■ To do
Below are some records; repeat them all exactly, minus the pictures.
★ ★ ★ ★ ★
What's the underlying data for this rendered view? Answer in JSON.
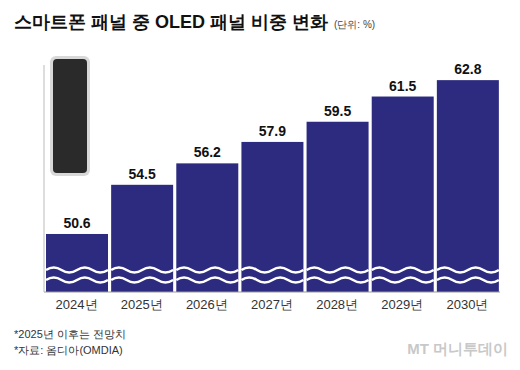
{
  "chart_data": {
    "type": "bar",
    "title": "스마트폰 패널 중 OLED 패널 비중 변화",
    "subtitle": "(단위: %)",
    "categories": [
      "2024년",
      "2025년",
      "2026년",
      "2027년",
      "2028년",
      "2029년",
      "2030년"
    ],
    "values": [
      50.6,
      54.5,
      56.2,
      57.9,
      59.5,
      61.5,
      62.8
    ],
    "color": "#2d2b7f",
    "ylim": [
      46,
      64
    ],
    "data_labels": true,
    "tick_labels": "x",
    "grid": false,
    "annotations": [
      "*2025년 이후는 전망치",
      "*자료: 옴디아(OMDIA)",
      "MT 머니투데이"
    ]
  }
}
★ ★ ★ ★ ★
■ Completed task
What's the underlying data for this rendered view? Answer in JSON.
{
  "chart_data": {
    "type": "bar",
    "title": "스마트폰 패널 중 OLED 패널 비중 변화",
    "subtitle": "(단위: %)",
    "categories": [
      "2024년",
      "2025년",
      "2026년",
      "2027년",
      "2028년",
      "2029년",
      "2030년"
    ],
    "values": [
      50.6,
      54.5,
      56.2,
      57.9,
      59.5,
      61.5,
      62.8
    ],
    "color": "#2d2b7f",
    "ylim": [
      46,
      64
    ],
    "data_labels": true,
    "tick_labels": "x",
    "grid": false,
    "annotations": [
      "*2025년 이후는 전망치",
      "*자료: 옴디아(OMDIA)",
      "MT 머니투데이"
    ]
  }
}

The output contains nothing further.